[BEGIN Data section]

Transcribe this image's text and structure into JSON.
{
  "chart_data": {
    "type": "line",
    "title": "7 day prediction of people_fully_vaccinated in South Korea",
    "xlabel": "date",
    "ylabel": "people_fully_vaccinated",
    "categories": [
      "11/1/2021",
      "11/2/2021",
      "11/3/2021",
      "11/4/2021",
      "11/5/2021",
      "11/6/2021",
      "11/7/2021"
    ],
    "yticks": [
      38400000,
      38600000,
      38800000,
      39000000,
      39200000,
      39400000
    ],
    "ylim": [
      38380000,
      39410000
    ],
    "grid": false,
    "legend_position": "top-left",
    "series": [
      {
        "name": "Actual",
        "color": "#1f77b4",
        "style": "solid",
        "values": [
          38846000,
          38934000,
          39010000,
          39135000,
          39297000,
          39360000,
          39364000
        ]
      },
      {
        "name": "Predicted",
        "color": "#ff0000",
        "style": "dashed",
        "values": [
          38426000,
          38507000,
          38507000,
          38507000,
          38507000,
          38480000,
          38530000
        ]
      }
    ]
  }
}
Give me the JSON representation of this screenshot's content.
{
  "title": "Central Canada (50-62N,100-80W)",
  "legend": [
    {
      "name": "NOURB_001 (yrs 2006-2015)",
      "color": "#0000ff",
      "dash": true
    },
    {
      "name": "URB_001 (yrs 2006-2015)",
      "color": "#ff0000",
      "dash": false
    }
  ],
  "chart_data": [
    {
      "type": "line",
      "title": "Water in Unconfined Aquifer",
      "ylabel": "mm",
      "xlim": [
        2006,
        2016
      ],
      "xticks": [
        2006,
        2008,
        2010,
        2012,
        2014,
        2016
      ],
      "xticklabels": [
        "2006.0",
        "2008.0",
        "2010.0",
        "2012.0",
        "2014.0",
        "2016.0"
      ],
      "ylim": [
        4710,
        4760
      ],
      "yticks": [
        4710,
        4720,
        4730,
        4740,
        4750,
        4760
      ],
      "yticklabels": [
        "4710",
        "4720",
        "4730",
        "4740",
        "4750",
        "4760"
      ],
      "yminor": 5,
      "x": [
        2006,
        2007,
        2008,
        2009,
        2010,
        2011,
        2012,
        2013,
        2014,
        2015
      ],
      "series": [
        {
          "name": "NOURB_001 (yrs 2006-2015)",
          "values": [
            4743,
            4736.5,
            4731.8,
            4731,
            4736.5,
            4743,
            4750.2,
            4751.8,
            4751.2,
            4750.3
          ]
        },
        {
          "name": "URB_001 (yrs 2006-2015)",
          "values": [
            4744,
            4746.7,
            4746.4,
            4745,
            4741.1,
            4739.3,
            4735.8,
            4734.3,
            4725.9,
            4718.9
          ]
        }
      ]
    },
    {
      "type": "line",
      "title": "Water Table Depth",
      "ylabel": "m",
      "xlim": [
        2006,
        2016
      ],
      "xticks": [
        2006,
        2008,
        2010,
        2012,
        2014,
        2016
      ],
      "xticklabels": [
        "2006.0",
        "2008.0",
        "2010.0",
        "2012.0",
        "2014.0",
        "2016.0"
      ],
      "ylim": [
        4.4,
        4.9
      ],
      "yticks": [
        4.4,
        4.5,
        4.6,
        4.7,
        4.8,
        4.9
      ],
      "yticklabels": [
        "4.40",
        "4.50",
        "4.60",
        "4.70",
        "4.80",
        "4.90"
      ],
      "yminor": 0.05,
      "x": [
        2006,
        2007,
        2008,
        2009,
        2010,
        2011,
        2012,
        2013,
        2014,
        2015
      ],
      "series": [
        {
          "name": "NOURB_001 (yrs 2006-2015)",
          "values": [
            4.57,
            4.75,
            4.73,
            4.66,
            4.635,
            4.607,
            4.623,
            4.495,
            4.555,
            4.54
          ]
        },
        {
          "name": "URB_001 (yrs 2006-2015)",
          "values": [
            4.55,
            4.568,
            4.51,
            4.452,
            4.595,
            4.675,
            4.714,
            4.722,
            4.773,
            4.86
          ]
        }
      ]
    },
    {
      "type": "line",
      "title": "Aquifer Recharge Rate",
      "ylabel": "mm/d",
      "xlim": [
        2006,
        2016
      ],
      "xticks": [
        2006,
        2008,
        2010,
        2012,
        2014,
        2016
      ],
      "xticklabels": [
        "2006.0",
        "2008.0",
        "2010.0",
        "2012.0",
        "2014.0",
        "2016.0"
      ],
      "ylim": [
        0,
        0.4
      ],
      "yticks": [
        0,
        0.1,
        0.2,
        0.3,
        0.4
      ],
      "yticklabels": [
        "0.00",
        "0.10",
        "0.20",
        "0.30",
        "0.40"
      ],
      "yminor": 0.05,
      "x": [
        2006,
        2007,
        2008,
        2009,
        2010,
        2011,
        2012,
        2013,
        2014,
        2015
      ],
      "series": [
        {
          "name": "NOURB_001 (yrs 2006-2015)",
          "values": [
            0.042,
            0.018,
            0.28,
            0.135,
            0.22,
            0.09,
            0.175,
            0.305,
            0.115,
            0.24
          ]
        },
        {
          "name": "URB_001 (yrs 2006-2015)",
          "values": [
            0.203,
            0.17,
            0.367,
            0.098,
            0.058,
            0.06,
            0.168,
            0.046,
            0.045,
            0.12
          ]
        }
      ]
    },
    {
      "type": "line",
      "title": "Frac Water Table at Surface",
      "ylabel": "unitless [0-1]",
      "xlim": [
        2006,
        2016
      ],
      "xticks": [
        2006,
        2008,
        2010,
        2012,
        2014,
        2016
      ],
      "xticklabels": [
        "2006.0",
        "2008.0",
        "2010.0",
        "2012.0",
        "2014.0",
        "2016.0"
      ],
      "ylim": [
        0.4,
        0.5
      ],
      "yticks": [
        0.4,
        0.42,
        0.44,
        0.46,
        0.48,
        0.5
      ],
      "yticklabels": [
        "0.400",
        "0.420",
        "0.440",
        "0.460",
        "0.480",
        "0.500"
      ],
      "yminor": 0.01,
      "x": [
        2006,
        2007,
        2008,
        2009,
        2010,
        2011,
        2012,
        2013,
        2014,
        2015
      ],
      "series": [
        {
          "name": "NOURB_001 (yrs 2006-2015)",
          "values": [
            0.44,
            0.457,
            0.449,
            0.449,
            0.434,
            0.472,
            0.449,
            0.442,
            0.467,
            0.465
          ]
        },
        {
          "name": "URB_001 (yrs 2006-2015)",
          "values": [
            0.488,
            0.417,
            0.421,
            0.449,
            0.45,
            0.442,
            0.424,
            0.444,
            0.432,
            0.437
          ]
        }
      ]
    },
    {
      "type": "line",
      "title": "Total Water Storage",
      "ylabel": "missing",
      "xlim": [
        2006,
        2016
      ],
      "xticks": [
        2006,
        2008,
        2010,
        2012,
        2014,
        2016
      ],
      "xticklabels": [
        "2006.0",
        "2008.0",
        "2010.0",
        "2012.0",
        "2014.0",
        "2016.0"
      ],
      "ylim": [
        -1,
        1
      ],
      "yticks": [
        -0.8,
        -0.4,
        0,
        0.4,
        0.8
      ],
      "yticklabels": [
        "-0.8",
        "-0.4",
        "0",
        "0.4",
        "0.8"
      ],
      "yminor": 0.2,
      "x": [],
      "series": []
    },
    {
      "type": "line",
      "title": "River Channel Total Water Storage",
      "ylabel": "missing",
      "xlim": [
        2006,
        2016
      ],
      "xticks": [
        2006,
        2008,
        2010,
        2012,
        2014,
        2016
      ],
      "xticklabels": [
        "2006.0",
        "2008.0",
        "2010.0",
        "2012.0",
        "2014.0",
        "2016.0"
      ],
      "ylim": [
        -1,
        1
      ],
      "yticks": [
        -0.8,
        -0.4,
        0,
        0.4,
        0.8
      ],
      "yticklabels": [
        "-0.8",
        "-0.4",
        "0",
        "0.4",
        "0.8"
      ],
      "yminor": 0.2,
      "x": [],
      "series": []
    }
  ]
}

[END Data section]

Check each line of the entries above for the word "this". List the ones that have it.

**Written answer:**
Transcribe this image's text and structure into JSON.
Give me the JSON representation of this screenshot's content.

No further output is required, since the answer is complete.